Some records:
________________

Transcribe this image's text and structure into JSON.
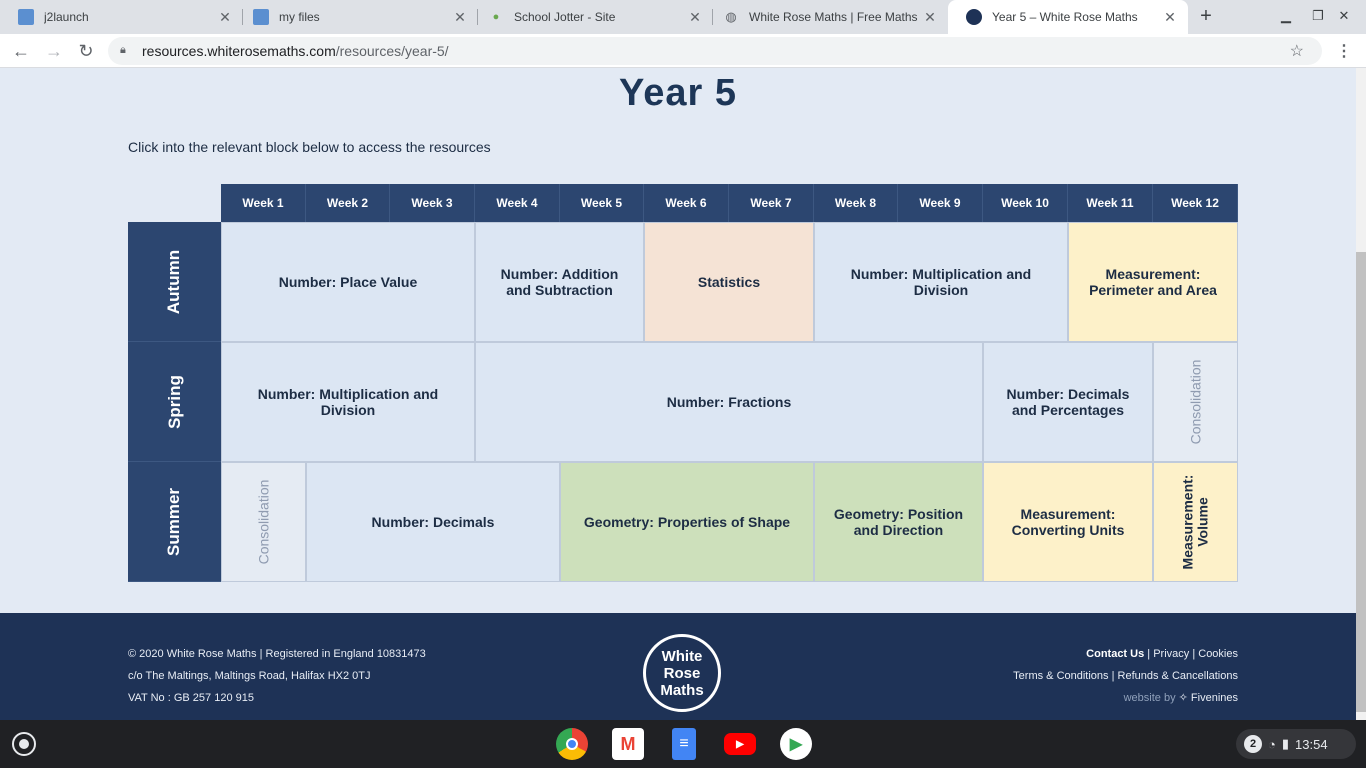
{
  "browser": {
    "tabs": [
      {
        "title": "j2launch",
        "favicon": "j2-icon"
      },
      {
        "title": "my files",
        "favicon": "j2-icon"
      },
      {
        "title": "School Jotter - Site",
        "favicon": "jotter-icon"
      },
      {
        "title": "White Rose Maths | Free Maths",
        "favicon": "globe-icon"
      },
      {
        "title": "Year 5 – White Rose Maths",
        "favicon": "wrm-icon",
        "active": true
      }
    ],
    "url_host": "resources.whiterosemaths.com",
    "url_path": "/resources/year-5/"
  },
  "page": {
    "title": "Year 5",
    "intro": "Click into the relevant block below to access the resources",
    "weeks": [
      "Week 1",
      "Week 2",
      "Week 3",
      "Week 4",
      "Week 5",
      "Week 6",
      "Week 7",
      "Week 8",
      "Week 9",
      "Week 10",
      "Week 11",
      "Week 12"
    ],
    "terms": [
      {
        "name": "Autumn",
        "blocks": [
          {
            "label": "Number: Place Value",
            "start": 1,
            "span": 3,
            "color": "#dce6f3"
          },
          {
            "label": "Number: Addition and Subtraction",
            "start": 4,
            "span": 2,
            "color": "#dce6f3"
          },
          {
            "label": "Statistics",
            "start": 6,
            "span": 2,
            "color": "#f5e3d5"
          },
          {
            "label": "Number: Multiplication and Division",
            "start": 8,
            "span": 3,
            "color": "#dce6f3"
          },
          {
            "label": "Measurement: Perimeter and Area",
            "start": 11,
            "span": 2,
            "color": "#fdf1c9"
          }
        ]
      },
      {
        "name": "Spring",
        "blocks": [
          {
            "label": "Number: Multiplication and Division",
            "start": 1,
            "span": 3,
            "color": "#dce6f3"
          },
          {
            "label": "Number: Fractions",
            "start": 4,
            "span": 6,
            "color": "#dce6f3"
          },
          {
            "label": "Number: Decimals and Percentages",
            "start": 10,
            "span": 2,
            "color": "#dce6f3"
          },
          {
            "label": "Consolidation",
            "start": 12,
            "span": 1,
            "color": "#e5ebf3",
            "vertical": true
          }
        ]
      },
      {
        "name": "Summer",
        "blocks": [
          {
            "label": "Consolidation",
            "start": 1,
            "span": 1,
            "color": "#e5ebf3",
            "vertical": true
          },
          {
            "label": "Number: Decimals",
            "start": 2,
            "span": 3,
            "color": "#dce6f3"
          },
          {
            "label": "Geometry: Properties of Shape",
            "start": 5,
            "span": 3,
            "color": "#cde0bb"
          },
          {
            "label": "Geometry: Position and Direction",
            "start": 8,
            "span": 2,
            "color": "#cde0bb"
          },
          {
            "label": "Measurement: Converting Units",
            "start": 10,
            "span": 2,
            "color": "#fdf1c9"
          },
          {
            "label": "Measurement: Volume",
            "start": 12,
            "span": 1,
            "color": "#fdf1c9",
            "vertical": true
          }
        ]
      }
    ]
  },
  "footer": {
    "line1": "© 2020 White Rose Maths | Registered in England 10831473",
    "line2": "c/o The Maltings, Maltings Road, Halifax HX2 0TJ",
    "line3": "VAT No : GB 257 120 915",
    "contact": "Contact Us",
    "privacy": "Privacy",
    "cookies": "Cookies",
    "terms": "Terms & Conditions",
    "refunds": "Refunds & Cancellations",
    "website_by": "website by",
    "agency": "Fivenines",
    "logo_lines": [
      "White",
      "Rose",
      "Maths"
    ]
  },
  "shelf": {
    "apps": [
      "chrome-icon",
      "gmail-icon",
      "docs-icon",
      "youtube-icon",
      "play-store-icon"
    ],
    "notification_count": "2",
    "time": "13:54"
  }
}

________________

Exactly reproduce each record, leaving out any pictures.

◆ **THE OUTPUT**
Transcribe this image's text and structure into JSON.
{
  "browser": {
    "tabs": [
      {
        "title": "j2launch",
        "favicon": "j2-icon"
      },
      {
        "title": "my files",
        "favicon": "j2-icon"
      },
      {
        "title": "School Jotter - Site",
        "favicon": "jotter-icon"
      },
      {
        "title": "White Rose Maths | Free Maths",
        "favicon": "globe-icon"
      },
      {
        "title": "Year 5 – White Rose Maths",
        "favicon": "wrm-icon",
        "active": true
      }
    ],
    "url_host": "resources.whiterosemaths.com",
    "url_path": "/resources/year-5/"
  },
  "page": {
    "title": "Year 5",
    "intro": "Click into the relevant block below to access the resources",
    "weeks": [
      "Week 1",
      "Week 2",
      "Week 3",
      "Week 4",
      "Week 5",
      "Week 6",
      "Week 7",
      "Week 8",
      "Week 9",
      "Week 10",
      "Week 11",
      "Week 12"
    ],
    "terms": [
      {
        "name": "Autumn",
        "blocks": [
          {
            "label": "Number: Place Value",
            "start": 1,
            "span": 3,
            "color": "#dce6f3"
          },
          {
            "label": "Number: Addition and Subtraction",
            "start": 4,
            "span": 2,
            "color": "#dce6f3"
          },
          {
            "label": "Statistics",
            "start": 6,
            "span": 2,
            "color": "#f5e3d5"
          },
          {
            "label": "Number: Multiplication and Division",
            "start": 8,
            "span": 3,
            "color": "#dce6f3"
          },
          {
            "label": "Measurement: Perimeter and Area",
            "start": 11,
            "span": 2,
            "color": "#fdf1c9"
          }
        ]
      },
      {
        "name": "Spring",
        "blocks": [
          {
            "label": "Number: Multiplication and Division",
            "start": 1,
            "span": 3,
            "color": "#dce6f3"
          },
          {
            "label": "Number: Fractions",
            "start": 4,
            "span": 6,
            "color": "#dce6f3"
          },
          {
            "label": "Number: Decimals and Percentages",
            "start": 10,
            "span": 2,
            "color": "#dce6f3"
          },
          {
            "label": "Consolidation",
            "start": 12,
            "span": 1,
            "color": "#e5ebf3",
            "vertical": true
          }
        ]
      },
      {
        "name": "Summer",
        "blocks": [
          {
            "label": "Consolidation",
            "start": 1,
            "span": 1,
            "color": "#e5ebf3",
            "vertical": true
          },
          {
            "label": "Number: Decimals",
            "start": 2,
            "span": 3,
            "color": "#dce6f3"
          },
          {
            "label": "Geometry: Properties of Shape",
            "start": 5,
            "span": 3,
            "color": "#cde0bb"
          },
          {
            "label": "Geometry: Position and Direction",
            "start": 8,
            "span": 2,
            "color": "#cde0bb"
          },
          {
            "label": "Measurement: Converting Units",
            "start": 10,
            "span": 2,
            "color": "#fdf1c9"
          },
          {
            "label": "Measurement: Volume",
            "start": 12,
            "span": 1,
            "color": "#fdf1c9",
            "vertical": true
          }
        ]
      }
    ]
  },
  "footer": {
    "line1": "© 2020 White Rose Maths | Registered in England 10831473",
    "line2": "c/o The Maltings, Maltings Road, Halifax HX2 0TJ",
    "line3": "VAT No : GB 257 120 915",
    "contact": "Contact Us",
    "privacy": "Privacy",
    "cookies": "Cookies",
    "terms": "Terms & Conditions",
    "refunds": "Refunds & Cancellations",
    "website_by": "website by",
    "agency": "Fivenines",
    "logo_lines": [
      "White",
      "Rose",
      "Maths"
    ]
  },
  "shelf": {
    "apps": [
      "chrome-icon",
      "gmail-icon",
      "docs-icon",
      "youtube-icon",
      "play-store-icon"
    ],
    "notification_count": "2",
    "time": "13:54"
  }
}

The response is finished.